» WHAT IS REQUIRED:
Out of the lines below, please list those that hold the string "should".

Collected data entries:
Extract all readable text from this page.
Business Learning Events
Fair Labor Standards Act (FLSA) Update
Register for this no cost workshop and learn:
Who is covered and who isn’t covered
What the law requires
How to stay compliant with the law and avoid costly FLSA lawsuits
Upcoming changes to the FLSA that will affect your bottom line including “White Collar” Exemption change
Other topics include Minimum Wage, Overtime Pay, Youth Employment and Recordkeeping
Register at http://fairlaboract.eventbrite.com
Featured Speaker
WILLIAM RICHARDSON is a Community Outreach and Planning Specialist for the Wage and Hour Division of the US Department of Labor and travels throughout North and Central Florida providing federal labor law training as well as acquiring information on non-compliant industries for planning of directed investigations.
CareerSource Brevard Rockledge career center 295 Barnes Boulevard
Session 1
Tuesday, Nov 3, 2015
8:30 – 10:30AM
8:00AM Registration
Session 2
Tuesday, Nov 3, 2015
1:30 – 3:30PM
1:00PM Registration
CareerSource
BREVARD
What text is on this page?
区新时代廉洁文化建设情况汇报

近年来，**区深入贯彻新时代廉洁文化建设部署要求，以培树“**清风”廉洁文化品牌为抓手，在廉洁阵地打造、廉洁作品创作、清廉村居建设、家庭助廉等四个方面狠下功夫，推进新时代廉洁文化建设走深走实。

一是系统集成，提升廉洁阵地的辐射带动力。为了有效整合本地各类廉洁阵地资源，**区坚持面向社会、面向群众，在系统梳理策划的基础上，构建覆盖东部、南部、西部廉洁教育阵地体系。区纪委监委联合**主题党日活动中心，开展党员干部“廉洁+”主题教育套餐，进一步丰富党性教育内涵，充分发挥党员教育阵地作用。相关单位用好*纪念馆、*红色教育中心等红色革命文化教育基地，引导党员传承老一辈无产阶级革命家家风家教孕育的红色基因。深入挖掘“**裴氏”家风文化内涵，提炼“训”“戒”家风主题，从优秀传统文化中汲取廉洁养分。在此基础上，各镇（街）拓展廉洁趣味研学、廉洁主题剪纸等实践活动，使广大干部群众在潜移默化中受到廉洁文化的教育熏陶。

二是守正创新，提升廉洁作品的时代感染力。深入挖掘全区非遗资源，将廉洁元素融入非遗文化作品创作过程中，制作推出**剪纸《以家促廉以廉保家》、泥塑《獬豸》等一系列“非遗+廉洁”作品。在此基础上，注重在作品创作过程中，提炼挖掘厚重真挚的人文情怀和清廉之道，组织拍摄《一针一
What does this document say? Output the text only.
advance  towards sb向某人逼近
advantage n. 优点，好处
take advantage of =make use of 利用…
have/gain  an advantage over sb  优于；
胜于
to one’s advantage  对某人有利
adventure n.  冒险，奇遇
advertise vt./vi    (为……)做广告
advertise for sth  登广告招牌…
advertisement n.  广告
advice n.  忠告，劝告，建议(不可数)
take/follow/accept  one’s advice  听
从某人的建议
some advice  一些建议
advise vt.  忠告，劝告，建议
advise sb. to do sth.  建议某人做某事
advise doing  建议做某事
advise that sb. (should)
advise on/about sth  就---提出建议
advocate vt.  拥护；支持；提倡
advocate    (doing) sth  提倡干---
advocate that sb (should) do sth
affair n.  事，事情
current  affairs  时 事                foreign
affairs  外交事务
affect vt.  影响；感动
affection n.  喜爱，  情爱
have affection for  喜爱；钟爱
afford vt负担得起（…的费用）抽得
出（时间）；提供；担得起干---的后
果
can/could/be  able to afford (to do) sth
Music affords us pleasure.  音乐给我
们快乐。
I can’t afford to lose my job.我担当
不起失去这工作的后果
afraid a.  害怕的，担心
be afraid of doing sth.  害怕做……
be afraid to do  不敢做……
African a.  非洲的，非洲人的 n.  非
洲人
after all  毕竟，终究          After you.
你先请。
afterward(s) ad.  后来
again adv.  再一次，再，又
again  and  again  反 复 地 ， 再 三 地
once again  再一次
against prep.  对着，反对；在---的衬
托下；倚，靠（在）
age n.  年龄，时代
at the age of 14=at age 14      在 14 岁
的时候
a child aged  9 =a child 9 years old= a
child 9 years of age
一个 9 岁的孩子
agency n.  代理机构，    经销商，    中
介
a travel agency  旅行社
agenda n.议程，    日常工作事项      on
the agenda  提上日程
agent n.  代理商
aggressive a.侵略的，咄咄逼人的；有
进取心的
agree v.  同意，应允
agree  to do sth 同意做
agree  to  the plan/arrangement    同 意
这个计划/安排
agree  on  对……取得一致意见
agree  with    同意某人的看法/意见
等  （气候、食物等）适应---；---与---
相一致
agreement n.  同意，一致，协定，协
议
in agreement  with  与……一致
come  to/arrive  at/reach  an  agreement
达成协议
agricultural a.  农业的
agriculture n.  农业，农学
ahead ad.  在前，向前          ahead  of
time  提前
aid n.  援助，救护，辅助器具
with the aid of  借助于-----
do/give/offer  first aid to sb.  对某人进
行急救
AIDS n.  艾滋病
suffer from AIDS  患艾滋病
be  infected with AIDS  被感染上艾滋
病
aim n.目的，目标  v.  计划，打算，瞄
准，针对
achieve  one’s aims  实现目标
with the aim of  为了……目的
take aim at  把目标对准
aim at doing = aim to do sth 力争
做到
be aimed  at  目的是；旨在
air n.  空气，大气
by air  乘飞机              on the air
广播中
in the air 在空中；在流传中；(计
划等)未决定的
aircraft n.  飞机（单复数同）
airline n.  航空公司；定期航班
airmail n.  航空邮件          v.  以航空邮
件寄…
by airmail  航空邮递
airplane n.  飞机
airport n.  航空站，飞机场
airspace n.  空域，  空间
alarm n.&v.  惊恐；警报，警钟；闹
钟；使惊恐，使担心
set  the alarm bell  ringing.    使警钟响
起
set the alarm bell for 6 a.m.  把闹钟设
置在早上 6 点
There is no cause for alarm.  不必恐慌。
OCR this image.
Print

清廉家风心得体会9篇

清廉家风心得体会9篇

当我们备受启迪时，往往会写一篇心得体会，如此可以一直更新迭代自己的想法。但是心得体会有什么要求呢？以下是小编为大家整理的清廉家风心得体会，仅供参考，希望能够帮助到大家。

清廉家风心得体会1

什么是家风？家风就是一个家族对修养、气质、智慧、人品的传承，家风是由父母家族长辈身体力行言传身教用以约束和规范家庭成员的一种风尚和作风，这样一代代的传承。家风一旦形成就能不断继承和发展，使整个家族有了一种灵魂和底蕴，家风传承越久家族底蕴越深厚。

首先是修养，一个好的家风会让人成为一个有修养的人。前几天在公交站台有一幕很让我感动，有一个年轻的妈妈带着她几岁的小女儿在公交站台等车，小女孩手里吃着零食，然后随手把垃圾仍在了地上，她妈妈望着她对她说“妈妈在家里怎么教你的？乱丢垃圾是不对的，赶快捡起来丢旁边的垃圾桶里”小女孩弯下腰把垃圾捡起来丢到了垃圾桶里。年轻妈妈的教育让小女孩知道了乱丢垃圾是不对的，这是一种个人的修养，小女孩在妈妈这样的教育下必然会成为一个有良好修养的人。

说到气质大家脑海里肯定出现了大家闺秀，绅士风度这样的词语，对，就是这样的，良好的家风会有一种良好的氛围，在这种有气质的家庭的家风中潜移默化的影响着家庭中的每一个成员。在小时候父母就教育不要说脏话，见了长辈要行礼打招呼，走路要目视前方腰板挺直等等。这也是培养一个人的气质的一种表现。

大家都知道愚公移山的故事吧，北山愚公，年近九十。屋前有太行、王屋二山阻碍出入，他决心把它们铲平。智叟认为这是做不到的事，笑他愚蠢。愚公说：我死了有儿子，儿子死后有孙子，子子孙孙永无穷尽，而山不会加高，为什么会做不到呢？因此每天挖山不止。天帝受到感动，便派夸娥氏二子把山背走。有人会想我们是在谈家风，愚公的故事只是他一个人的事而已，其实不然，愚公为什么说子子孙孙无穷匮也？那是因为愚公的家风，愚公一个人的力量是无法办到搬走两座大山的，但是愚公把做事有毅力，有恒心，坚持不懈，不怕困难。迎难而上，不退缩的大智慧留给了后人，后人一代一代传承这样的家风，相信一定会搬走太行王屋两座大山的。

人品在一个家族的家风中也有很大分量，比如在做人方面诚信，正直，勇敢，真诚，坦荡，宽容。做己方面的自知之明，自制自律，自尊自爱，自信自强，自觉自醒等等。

» THE RESULT:
advise that sb. (should)
advocate that sb (should) do sth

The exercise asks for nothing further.